Collected data:
* Start *

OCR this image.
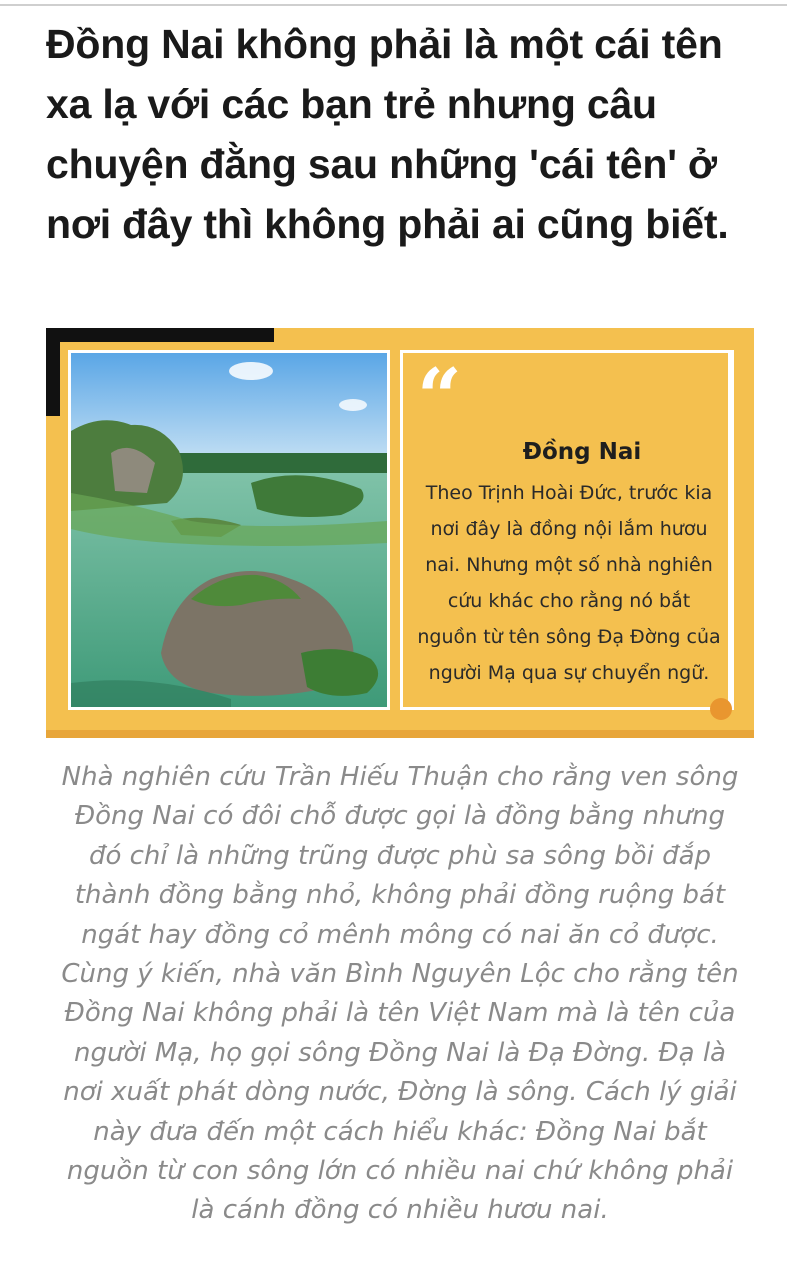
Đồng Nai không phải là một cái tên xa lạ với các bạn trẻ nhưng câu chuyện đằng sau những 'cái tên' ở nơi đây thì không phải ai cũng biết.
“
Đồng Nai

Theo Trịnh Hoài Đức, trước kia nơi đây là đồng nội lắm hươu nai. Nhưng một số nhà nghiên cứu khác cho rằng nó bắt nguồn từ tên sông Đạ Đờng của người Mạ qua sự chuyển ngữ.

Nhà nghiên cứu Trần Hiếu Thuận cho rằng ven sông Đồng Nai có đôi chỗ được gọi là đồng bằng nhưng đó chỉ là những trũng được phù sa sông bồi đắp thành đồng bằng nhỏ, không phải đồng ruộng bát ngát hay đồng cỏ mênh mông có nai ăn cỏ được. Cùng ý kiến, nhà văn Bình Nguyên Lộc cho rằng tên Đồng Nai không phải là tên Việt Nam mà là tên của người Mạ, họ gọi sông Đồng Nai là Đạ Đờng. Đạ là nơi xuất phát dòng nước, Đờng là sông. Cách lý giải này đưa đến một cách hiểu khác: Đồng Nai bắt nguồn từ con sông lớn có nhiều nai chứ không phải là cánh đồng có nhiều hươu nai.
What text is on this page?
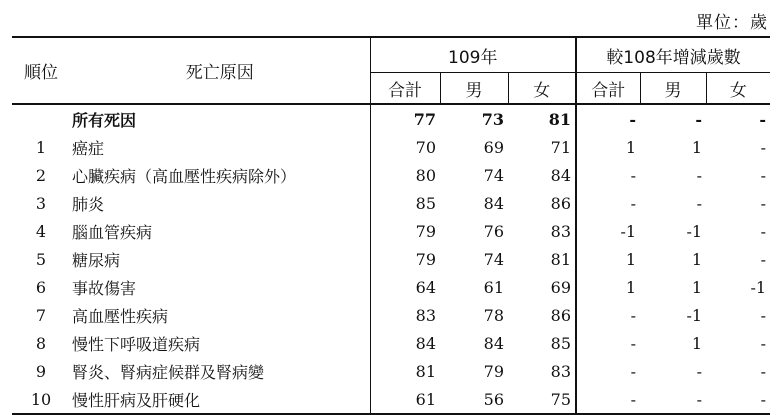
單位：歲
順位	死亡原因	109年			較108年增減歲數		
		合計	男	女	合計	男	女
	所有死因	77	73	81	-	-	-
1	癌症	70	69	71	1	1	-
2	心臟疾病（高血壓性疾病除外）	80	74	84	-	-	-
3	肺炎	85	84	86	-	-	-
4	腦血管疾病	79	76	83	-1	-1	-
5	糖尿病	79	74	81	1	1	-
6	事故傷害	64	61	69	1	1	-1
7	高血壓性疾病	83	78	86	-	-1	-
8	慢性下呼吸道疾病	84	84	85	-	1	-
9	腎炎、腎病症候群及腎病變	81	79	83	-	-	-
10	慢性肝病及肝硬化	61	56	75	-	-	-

* End *

TASK TO COMPLETE
Extract from the data every line where "this" shows up.

COMPLETE RESPONSE
OCR this image.
What text is on this page?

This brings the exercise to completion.